# To do
Copy out, from the entries below, each line holding the string "this".

# Data shown
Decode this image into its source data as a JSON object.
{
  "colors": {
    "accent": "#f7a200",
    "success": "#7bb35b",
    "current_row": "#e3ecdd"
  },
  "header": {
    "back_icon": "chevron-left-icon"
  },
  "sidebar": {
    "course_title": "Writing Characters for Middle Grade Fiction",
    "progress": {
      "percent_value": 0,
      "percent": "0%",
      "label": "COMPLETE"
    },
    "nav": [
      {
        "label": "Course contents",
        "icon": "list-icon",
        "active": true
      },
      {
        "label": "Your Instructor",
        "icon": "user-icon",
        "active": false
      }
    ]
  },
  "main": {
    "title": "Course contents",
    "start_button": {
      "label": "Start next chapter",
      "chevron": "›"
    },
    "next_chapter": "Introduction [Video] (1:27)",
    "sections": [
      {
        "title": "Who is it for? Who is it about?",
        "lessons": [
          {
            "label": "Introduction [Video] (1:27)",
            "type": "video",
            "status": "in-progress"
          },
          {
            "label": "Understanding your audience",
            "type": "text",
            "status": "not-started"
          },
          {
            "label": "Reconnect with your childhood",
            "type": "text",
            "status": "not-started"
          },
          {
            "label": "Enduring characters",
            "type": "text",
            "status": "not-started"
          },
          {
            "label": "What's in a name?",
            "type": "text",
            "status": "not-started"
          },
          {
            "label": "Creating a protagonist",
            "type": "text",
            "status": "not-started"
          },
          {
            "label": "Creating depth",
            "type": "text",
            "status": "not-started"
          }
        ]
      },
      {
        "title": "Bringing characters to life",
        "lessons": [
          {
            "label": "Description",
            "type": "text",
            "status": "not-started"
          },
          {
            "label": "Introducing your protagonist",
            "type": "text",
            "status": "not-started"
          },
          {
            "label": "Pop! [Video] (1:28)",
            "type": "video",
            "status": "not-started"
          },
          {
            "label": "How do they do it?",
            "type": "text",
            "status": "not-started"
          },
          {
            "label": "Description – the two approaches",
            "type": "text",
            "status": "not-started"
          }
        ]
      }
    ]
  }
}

---

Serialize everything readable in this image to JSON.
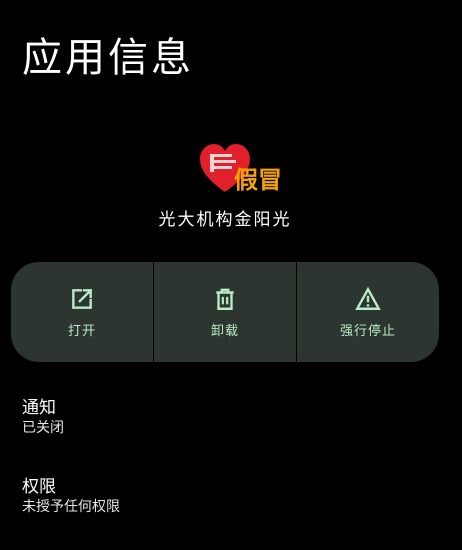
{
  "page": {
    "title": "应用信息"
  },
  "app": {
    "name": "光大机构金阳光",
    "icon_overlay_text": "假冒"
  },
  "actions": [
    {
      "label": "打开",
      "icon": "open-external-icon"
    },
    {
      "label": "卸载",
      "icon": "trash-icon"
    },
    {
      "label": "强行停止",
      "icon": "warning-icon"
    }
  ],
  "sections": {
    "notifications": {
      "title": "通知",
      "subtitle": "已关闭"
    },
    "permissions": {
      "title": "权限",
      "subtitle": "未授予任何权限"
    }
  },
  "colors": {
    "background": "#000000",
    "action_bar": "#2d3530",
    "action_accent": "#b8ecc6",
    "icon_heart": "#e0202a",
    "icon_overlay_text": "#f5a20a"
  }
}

# Full response
Decode this image into its source data as a JSON object.
Serialize everything readable in this image to JSON.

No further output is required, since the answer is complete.